Write out the data again exactly, skipping every picture.

### SUPPLIED DATA
· · ·

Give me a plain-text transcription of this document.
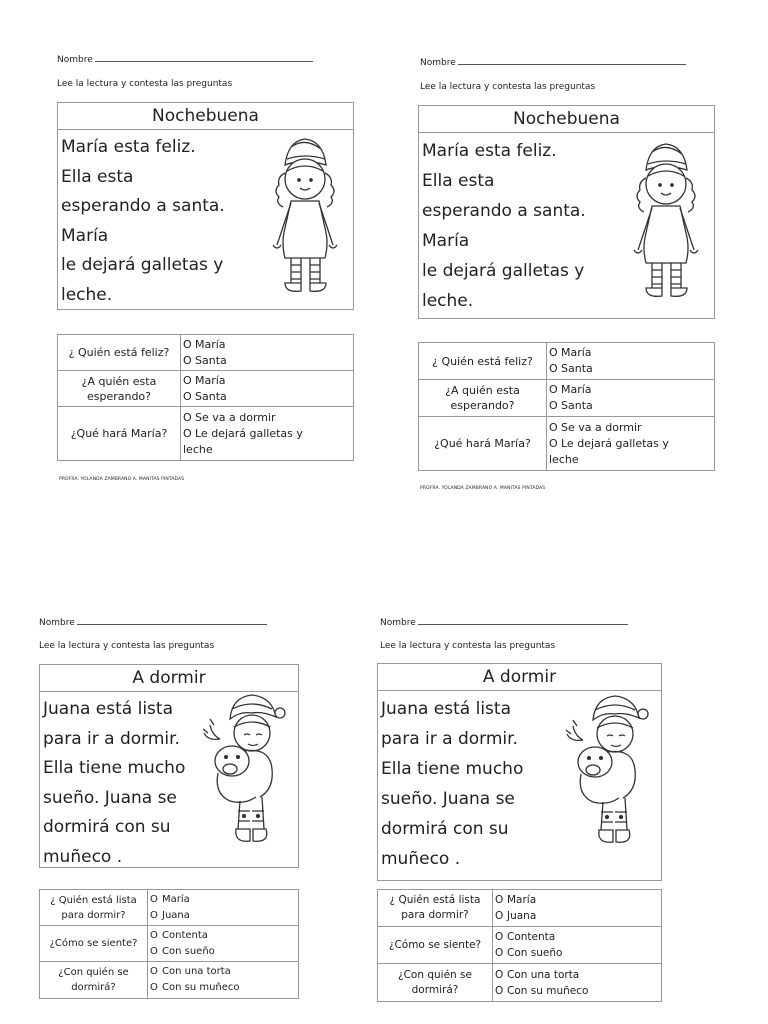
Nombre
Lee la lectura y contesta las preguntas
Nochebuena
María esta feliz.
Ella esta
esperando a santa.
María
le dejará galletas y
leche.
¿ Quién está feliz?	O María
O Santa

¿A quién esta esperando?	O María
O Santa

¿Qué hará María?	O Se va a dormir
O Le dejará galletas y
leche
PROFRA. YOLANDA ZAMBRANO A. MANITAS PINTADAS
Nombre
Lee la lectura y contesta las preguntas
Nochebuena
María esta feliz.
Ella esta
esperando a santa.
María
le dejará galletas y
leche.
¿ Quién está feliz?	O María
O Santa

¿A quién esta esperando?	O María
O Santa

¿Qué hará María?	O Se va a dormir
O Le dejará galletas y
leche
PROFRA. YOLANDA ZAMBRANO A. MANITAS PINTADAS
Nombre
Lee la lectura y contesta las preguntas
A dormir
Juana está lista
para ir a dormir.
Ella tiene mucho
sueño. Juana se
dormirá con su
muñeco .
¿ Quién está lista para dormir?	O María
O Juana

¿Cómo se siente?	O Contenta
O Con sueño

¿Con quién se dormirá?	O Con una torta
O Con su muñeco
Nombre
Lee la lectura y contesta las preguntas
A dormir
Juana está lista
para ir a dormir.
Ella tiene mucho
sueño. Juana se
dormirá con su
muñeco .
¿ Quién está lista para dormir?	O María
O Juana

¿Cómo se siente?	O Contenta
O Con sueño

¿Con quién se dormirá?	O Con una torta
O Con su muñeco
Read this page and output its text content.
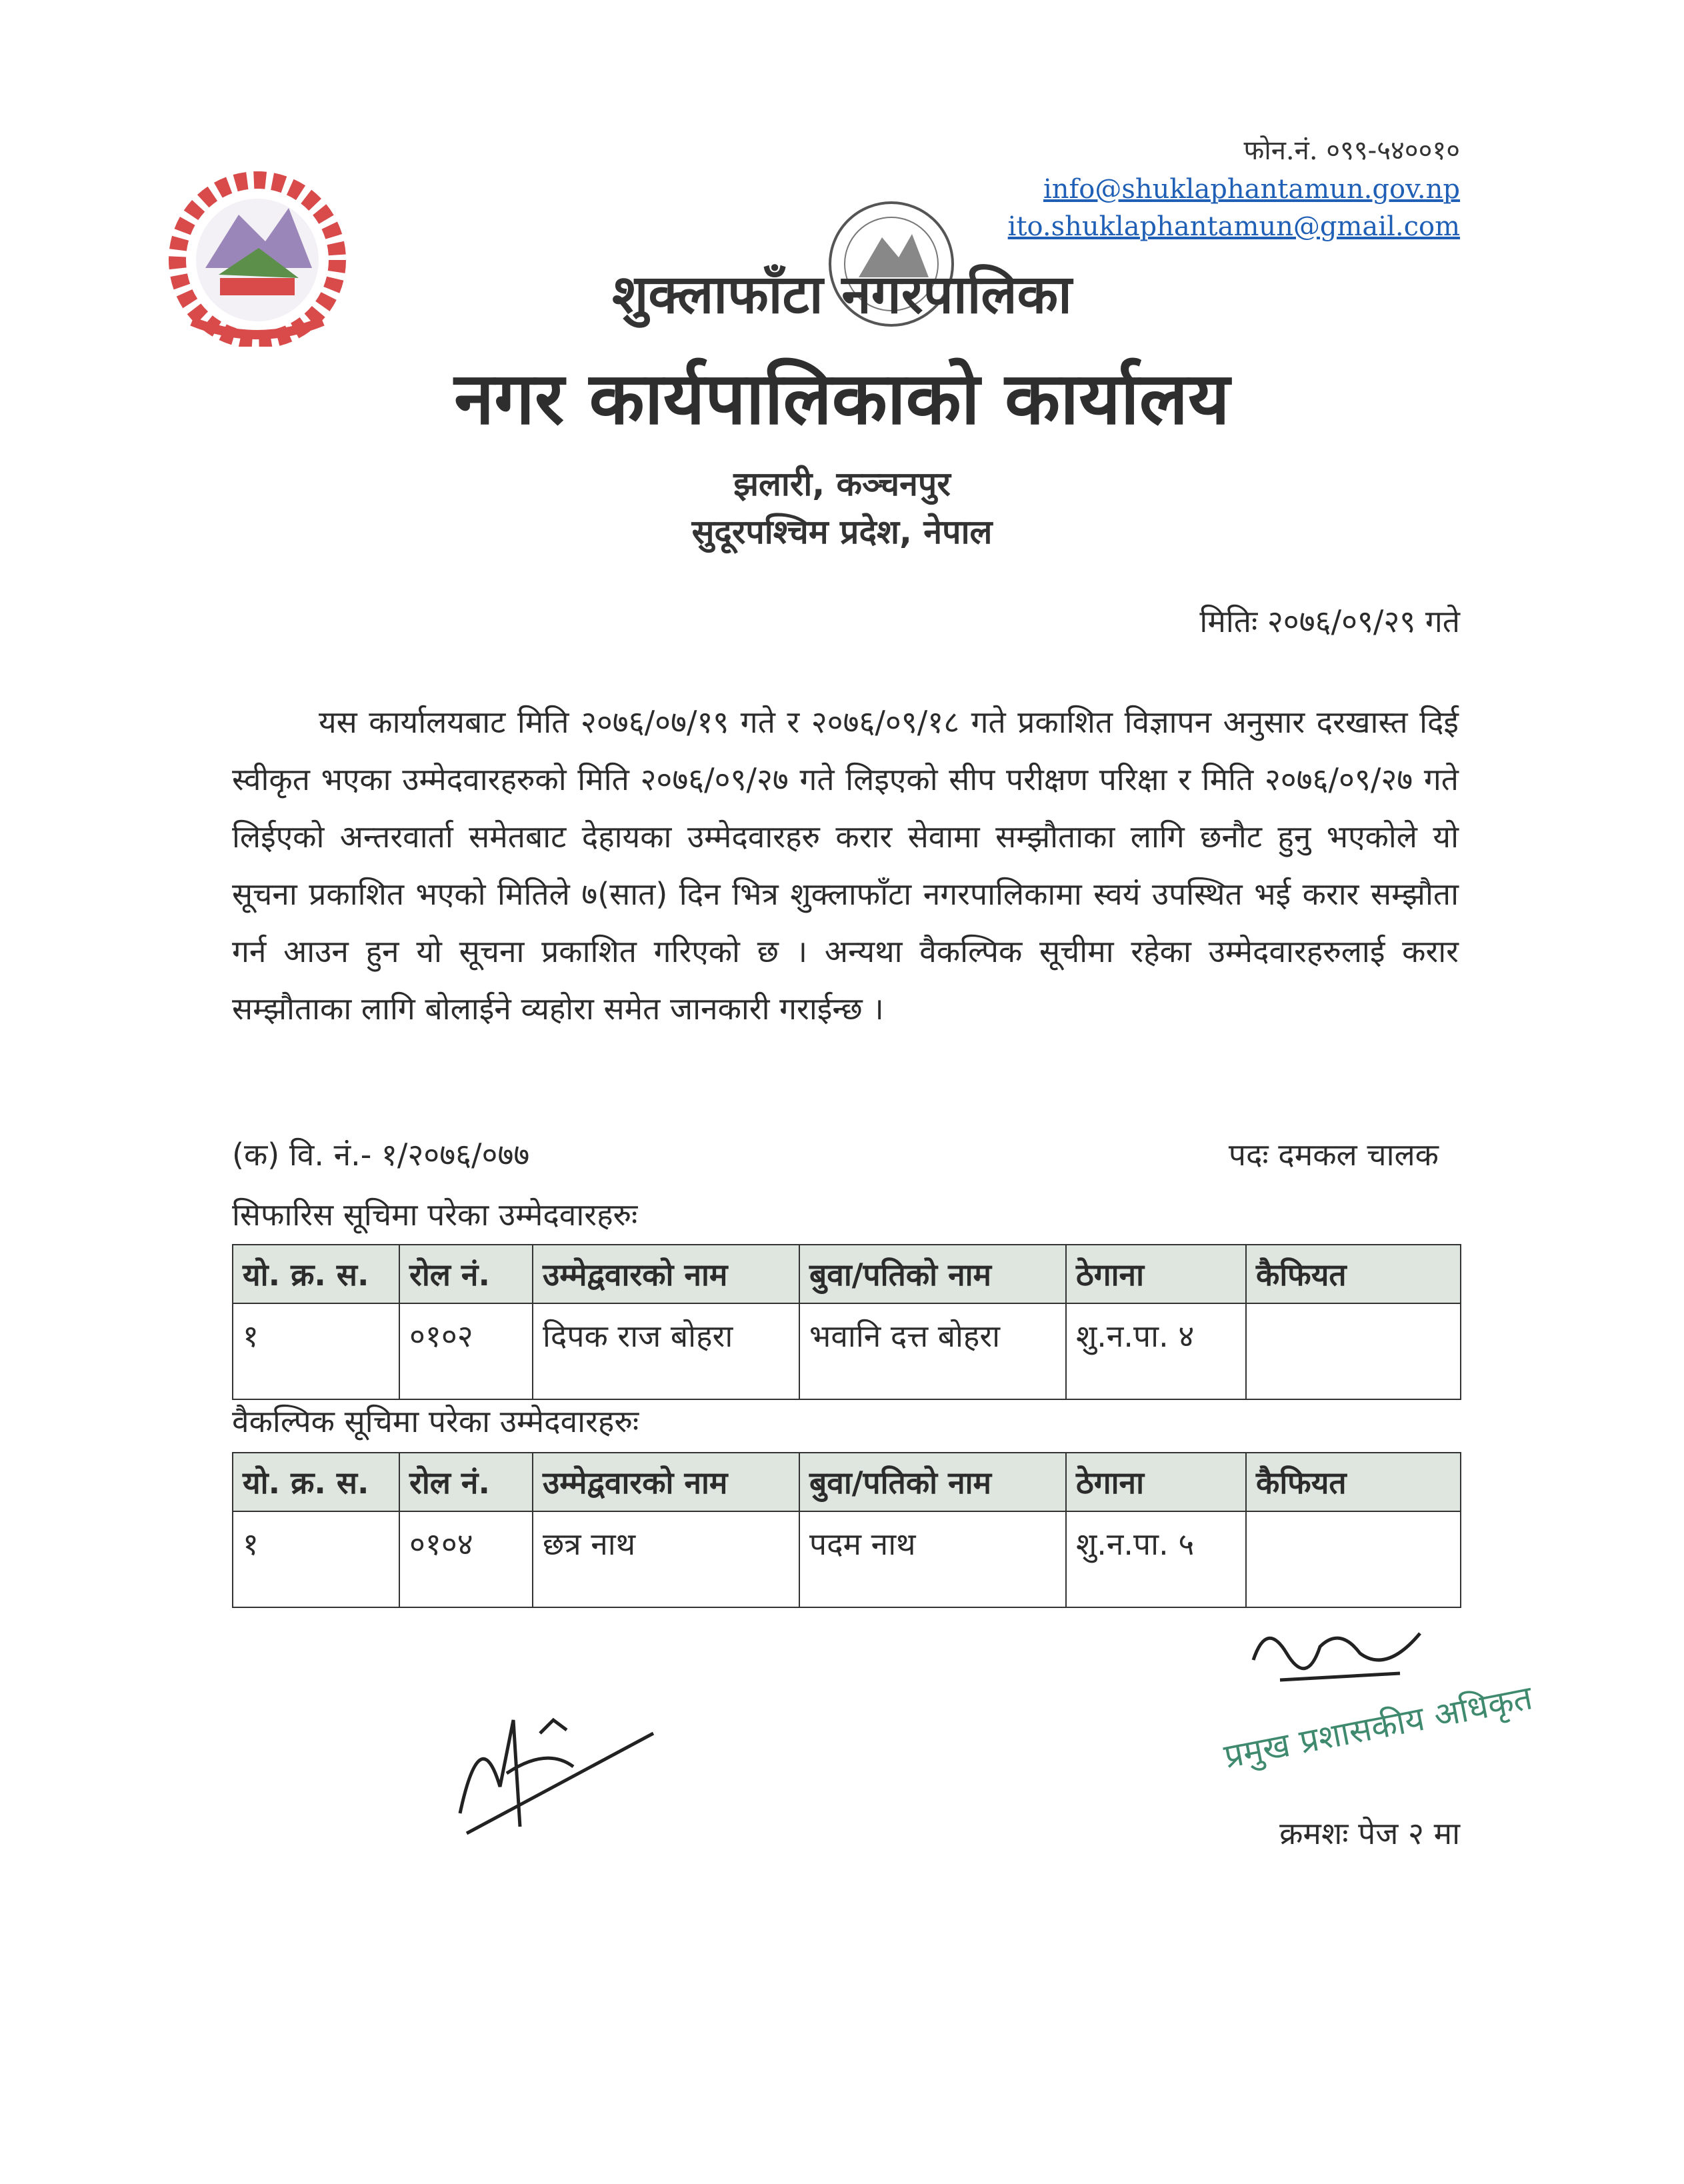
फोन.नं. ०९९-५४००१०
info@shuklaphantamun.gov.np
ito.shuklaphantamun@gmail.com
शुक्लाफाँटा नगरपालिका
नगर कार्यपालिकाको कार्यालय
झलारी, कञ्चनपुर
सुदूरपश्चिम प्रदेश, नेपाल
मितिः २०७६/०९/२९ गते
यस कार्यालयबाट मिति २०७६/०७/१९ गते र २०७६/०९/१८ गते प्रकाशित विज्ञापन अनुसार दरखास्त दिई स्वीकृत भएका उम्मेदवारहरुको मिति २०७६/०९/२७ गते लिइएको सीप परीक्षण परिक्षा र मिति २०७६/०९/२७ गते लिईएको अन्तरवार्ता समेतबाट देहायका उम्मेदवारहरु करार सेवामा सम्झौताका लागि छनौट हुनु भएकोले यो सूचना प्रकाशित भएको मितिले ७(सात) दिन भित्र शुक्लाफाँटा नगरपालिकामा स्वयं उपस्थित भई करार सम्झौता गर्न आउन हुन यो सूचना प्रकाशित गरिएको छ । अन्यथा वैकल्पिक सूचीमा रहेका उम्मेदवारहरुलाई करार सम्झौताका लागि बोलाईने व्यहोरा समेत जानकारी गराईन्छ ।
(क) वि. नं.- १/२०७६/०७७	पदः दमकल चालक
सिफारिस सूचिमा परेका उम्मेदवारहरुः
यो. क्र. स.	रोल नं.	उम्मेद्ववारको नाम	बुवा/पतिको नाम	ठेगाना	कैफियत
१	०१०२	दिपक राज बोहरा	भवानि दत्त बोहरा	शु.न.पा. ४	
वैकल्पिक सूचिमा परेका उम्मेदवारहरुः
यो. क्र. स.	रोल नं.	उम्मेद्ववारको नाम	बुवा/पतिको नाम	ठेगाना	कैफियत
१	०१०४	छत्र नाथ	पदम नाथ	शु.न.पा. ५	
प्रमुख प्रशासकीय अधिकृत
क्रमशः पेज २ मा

· · ·

### WORKED ANSWER
Give me a plain-text transcription of this document.
Nombre
Lee la lectura y contesta las preguntas
Nochebuena
María esta feliz.
Ella esta
esperando a santa.
María
le dejará galletas y
leche.
¿ Quién está feliz?	O María
O Santa

¿A quién esta esperando?	O María
O Santa

¿Qué hará María?	O Se va a dormir
O Le dejará galletas y
leche
PROFRA. YOLANDA ZAMBRANO A. MANITAS PINTADAS
Nombre
Lee la lectura y contesta las preguntas
Nochebuena
María esta feliz.
Ella esta
esperando a santa.
María
le dejará galletas y
leche.
¿ Quién está feliz?	O María
O Santa

¿A quién esta esperando?	O María
O Santa

¿Qué hará María?	O Se va a dormir
O Le dejará galletas y
leche
PROFRA. YOLANDA ZAMBRANO A. MANITAS PINTADAS
Nombre
Lee la lectura y contesta las preguntas
A dormir
Juana está lista
para ir a dormir.
Ella tiene mucho
sueño. Juana se
dormirá con su
muñeco .
¿ Quién está lista para dormir?	O María
O Juana

¿Cómo se siente?	O Contenta
O Con sueño

¿Con quién se dormirá?	O Con una torta
O Con su muñeco
Nombre
Lee la lectura y contesta las preguntas
A dormir
Juana está lista
para ir a dormir.
Ella tiene mucho
sueño. Juana se
dormirá con su
muñeco .
¿ Quién está lista para dormir?	O María
O Juana

¿Cómo se siente?	O Contenta
O Con sueño

¿Con quién se dormirá?	O Con una torta
O Con su muñeco
Read this page and output its text content.
फोन.नं. ०९९-५४००१०
info@shuklaphantamun.gov.np
ito.shuklaphantamun@gmail.com
शुक्लाफाँटा नगरपालिका
नगर कार्यपालिकाको कार्यालय
झलारी, कञ्चनपुर
सुदूरपश्चिम प्रदेश, नेपाल
मितिः २०७६/०९/२९ गते
यस कार्यालयबाट मिति २०७६/०७/१९ गते र २०७६/०९/१८ गते प्रकाशित विज्ञापन अनुसार दरखास्त दिई स्वीकृत भएका उम्मेदवारहरुको मिति २०७६/०९/२७ गते लिइएको सीप परीक्षण परिक्षा र मिति २०७६/०९/२७ गते लिईएको अन्तरवार्ता समेतबाट देहायका उम्मेदवारहरु करार सेवामा सम्झौताका लागि छनौट हुनु भएकोले यो सूचना प्रकाशित भएको मितिले ७(सात) दिन भित्र शुक्लाफाँटा नगरपालिकामा स्वयं उपस्थित भई करार सम्झौता गर्न आउन हुन यो सूचना प्रकाशित गरिएको छ । अन्यथा वैकल्पिक सूचीमा रहेका उम्मेदवारहरुलाई करार सम्झौताका लागि बोलाईने व्यहोरा समेत जानकारी गराईन्छ ।
(क) वि. नं.- १/२०७६/०७७	पदः दमकल चालक
सिफारिस सूचिमा परेका उम्मेदवारहरुः
यो. क्र. स.	रोल नं.	उम्मेद्ववारको नाम	बुवा/पतिको नाम	ठेगाना	कैफियत
१	०१०२	दिपक राज बोहरा	भवानि दत्त बोहरा	शु.न.पा. ४	
वैकल्पिक सूचिमा परेका उम्मेदवारहरुः
यो. क्र. स.	रोल नं.	उम्मेद्ववारको नाम	बुवा/पतिको नाम	ठेगाना	कैफियत
१	०१०४	छत्र नाथ	पदम नाथ	शु.न.पा. ५	
प्रमुख प्रशासकीय अधिकृत
क्रमशः पेज २ मा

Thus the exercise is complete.